## [Goal]
Drop all images and give the records again exactly.

## [Dataset]

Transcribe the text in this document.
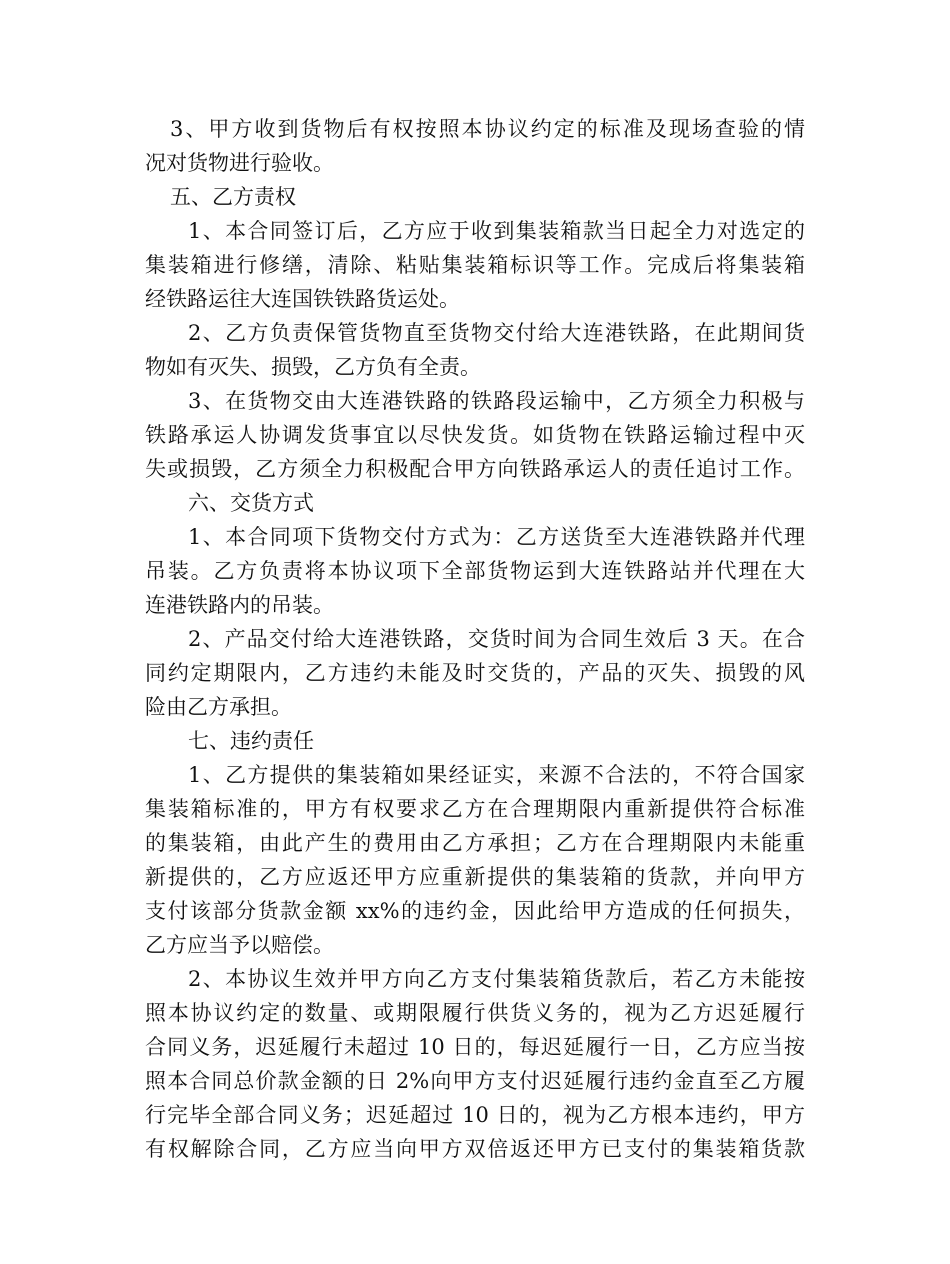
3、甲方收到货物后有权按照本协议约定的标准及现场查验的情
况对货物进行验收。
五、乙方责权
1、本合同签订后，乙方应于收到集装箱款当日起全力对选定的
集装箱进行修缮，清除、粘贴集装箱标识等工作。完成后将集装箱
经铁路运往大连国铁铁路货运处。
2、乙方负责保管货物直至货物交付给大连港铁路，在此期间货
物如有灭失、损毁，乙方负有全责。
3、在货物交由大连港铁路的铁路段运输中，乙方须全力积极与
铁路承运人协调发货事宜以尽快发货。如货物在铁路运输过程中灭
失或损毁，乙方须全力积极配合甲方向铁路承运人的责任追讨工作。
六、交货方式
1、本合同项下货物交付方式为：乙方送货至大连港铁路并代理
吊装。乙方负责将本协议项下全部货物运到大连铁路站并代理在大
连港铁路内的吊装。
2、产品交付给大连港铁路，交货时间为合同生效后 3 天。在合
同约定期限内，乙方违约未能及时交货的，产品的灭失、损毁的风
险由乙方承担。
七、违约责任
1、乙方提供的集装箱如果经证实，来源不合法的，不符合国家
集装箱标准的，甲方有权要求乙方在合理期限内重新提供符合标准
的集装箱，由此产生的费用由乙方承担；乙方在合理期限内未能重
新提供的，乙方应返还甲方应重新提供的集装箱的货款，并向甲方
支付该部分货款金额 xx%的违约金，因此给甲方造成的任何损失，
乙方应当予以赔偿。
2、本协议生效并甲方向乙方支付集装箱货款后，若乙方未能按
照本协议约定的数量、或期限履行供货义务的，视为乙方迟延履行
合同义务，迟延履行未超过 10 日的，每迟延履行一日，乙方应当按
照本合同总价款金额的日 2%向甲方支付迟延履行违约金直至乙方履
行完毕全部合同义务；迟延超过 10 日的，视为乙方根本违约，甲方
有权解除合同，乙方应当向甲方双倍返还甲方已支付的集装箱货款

## [Exercise response]
Transcribe the text in this document.
3、甲方收到货物后有权按照本协议约定的标准及现场查验的情
况对货物进行验收。
五、乙方责权
1、本合同签订后，乙方应于收到集装箱款当日起全力对选定的
集装箱进行修缮，清除、粘贴集装箱标识等工作。完成后将集装箱
经铁路运往大连国铁铁路货运处。
2、乙方负责保管货物直至货物交付给大连港铁路，在此期间货
物如有灭失、损毁，乙方负有全责。
3、在货物交由大连港铁路的铁路段运输中，乙方须全力积极与
铁路承运人协调发货事宜以尽快发货。如货物在铁路运输过程中灭
失或损毁，乙方须全力积极配合甲方向铁路承运人的责任追讨工作。
六、交货方式
1、本合同项下货物交付方式为：乙方送货至大连港铁路并代理
吊装。乙方负责将本协议项下全部货物运到大连铁路站并代理在大
连港铁路内的吊装。
2、产品交付给大连港铁路，交货时间为合同生效后 3 天。在合
同约定期限内，乙方违约未能及时交货的，产品的灭失、损毁的风
险由乙方承担。
七、违约责任
1、乙方提供的集装箱如果经证实，来源不合法的，不符合国家
集装箱标准的，甲方有权要求乙方在合理期限内重新提供符合标准
的集装箱，由此产生的费用由乙方承担；乙方在合理期限内未能重
新提供的，乙方应返还甲方应重新提供的集装箱的货款，并向甲方
支付该部分货款金额 xx%的违约金，因此给甲方造成的任何损失，
乙方应当予以赔偿。
2、本协议生效并甲方向乙方支付集装箱货款后，若乙方未能按
照本协议约定的数量、或期限履行供货义务的，视为乙方迟延履行
合同义务，迟延履行未超过 10 日的，每迟延履行一日，乙方应当按
照本合同总价款金额的日 2%向甲方支付迟延履行违约金直至乙方履
行完毕全部合同义务；迟延超过 10 日的，视为乙方根本违约，甲方
有权解除合同，乙方应当向甲方双倍返还甲方已支付的集装箱货款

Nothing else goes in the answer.